• [What is needed]: Select every line in the listing below that contains the word "Summary", matching uppercase and lowercase exactly.

Records from a data collection:
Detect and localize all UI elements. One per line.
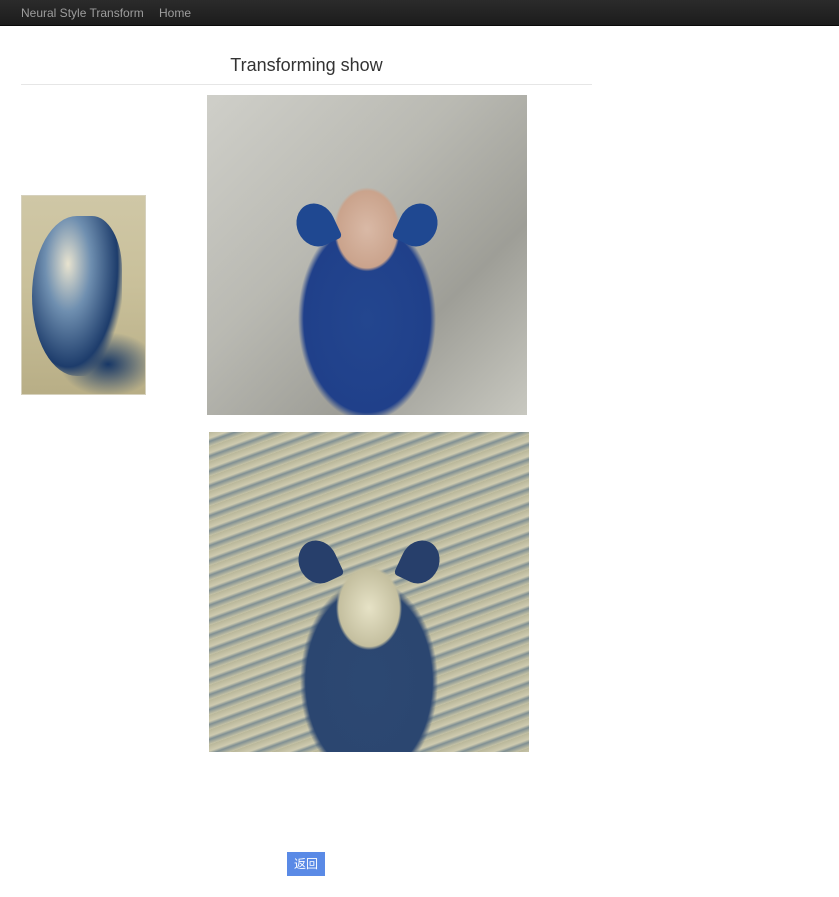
title-divider bbox=[21, 84, 592, 85]
top-navbar: Neural Style Transform Home bbox=[0, 0, 839, 26]
navbar-brand-link[interactable]: Neural Style Transform bbox=[21, 6, 144, 20]
hood-ear-left bbox=[291, 534, 345, 590]
navbar-home-link[interactable]: Home bbox=[159, 6, 191, 20]
style-painting-image bbox=[21, 195, 146, 395]
content-photo-image bbox=[207, 95, 527, 415]
hood-ear-right bbox=[393, 534, 447, 590]
hood-ear-left bbox=[289, 197, 343, 253]
transformed-result-image bbox=[209, 432, 529, 752]
back-button[interactable]: 返回 bbox=[287, 852, 325, 876]
hood-ear-right bbox=[391, 197, 445, 253]
page-title: Transforming show bbox=[230, 55, 383, 75]
wave-shape bbox=[32, 216, 122, 376]
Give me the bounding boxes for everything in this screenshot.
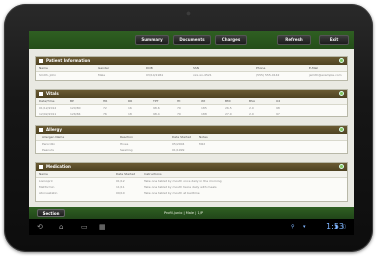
col: Reaction — [120, 135, 134, 139]
cell: Swelling — [120, 148, 133, 152]
recent-apps-icon[interactable]: ▭ — [81, 223, 88, 231]
medication-section: Medication Name Date Started Instruction… — [35, 162, 348, 202]
cell: 09/10 — [116, 191, 125, 195]
col: Ht — [177, 99, 181, 103]
table-row[interactable]: Peanuts Swelling 01/1999 — [36, 147, 347, 153]
usb-icon: ⚲ — [291, 224, 295, 230]
tab-documents[interactable]: Documents — [173, 35, 211, 45]
col: BSA — [249, 99, 256, 103]
col: RR — [128, 99, 133, 103]
system-nav-bar: ⟲ ⌂ ▭ ▦ ⚲ ▾ 1:53 ▮ ▯ — [29, 219, 354, 235]
table-row[interactable]: 12/02/2011 126/84 76 18 98.4 70 188 27.0… — [36, 111, 347, 117]
col: BP — [70, 99, 74, 103]
col-ssn: SSN — [193, 66, 200, 70]
section-title: Patient Information — [46, 58, 91, 63]
collapse-toggle-icon[interactable] — [339, 164, 344, 169]
col: Date/Time — [39, 99, 55, 103]
tab-summary[interactable]: Summary — [135, 35, 169, 45]
col: O2 — [276, 99, 281, 103]
column-headers: Date/Time BP HR RR TPT Ht Wt BMI BSA O2 — [36, 98, 347, 105]
cell: Smith, John — [39, 73, 57, 77]
cell: 98.4 — [153, 112, 160, 116]
col: HR — [103, 99, 108, 103]
signal-icon: ▮ — [335, 224, 338, 230]
col: Date Started — [172, 135, 192, 139]
patient-info-section: Patient Information Name Gender DOB SSN … — [35, 56, 348, 81]
cell: Male — [98, 73, 106, 77]
section-header[interactable]: Vitals — [36, 90, 347, 98]
home-icon[interactable]: ⌂ — [59, 223, 63, 231]
cell: 2.0 — [249, 112, 254, 116]
cell: 27.0 — [225, 112, 232, 116]
profile-info: Profil.junio | Male | 1/P — [164, 211, 203, 215]
cell: 18 — [128, 112, 132, 116]
exit-button[interactable]: Exit — [319, 35, 349, 45]
col-dob: DOB — [146, 66, 153, 70]
col-name: Name — [39, 66, 48, 70]
cell: Peanuts — [42, 148, 54, 152]
tablet-frame: Summary Documents Charges Refresh Exit P… — [4, 4, 373, 252]
collapse-toggle-icon[interactable] — [339, 91, 344, 96]
vitals-section: Vitals Date/Time BP HR RR TPT Ht Wt BMI … — [35, 89, 348, 117]
cell: 126/84 — [70, 112, 81, 116]
battery-icon: ▯ — [343, 224, 346, 230]
col-phone: Phone — [256, 66, 266, 70]
section-header[interactable]: Patient Information — [36, 57, 347, 65]
col: Notes — [199, 135, 208, 139]
col: TPT — [153, 99, 159, 103]
cell: jsmith@example.com — [309, 73, 342, 77]
notification-icon: ▾ — [303, 224, 306, 230]
bottom-toolbar: Section Profil.junio | Male | 1/P — [29, 207, 354, 219]
cell: 70 — [177, 112, 181, 116]
cell: (555) 555-0142 — [256, 73, 280, 77]
cell: Take one tablet by mouth at bedtime — [144, 191, 200, 195]
cell: 97 — [276, 112, 280, 116]
column-headers: Name Gender DOB SSN Phone E-Mail — [36, 65, 347, 72]
menu-icon[interactable]: ▦ — [99, 223, 106, 231]
section-header[interactable]: Allergy — [36, 126, 347, 134]
allergy-section: Allergy Allergen Name Reaction Date Star… — [35, 125, 348, 154]
section-title: Vitals — [46, 91, 59, 96]
section-button[interactable]: Section — [37, 209, 65, 217]
cell: 76 — [103, 112, 107, 116]
col: Name — [39, 172, 48, 176]
refresh-button[interactable]: Refresh — [277, 35, 311, 45]
column-headers: Allergen Name Reaction Date Started Note… — [36, 134, 347, 141]
section-icon — [39, 128, 43, 132]
col: Date Started — [116, 172, 136, 176]
section-header[interactable]: Medication — [36, 163, 347, 171]
col-gender: Gender — [98, 66, 110, 70]
screen: Summary Documents Charges Refresh Exit P… — [29, 31, 354, 235]
top-toolbar: Summary Documents Charges Refresh Exit — [29, 31, 354, 49]
col-email: E-Mail — [309, 66, 319, 70]
col: Wt — [201, 99, 206, 103]
tab-charges[interactable]: Charges — [215, 35, 247, 45]
cell: 01/1999 — [172, 148, 185, 152]
cell: Atorvastatin — [39, 191, 58, 195]
cell: 12/02/2011 — [39, 112, 57, 116]
collapse-toggle-icon[interactable] — [339, 58, 344, 63]
cell: xxx-xx-4521 — [193, 73, 212, 77]
table-row[interactable]: Smith, John Male 03/14/1961 xxx-xx-4521 … — [36, 72, 347, 78]
col: Allergen Name — [42, 135, 65, 139]
back-icon[interactable]: ⟲ — [37, 223, 43, 231]
camera-lens — [186, 11, 191, 16]
table-row[interactable]: Atorvastatin 09/10 Take one tablet by mo… — [36, 190, 347, 196]
col: BMI — [225, 99, 231, 103]
section-title: Medication — [46, 164, 71, 169]
collapse-toggle-icon[interactable] — [339, 127, 344, 132]
col: Instructions — [144, 172, 162, 176]
cell: 03/14/1961 — [146, 73, 164, 77]
section-icon — [39, 165, 43, 169]
cell: 188 — [201, 112, 207, 116]
column-headers: Name Date Started Instructions — [36, 171, 347, 178]
section-title: Allergy — [46, 127, 62, 132]
section-icon — [39, 92, 43, 96]
section-icon — [39, 59, 43, 63]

• [Exercise answer]:
tab-summary[interactable]: Summary — [135, 35, 169, 45]
tablet-frame: Summary Documents Charges Refresh Exit P… — [4, 4, 373, 252]
screen: Summary Documents Charges Refresh Exit P… — [29, 31, 354, 235]
top-toolbar: Summary Documents Charges Refresh Exit — [29, 31, 354, 49]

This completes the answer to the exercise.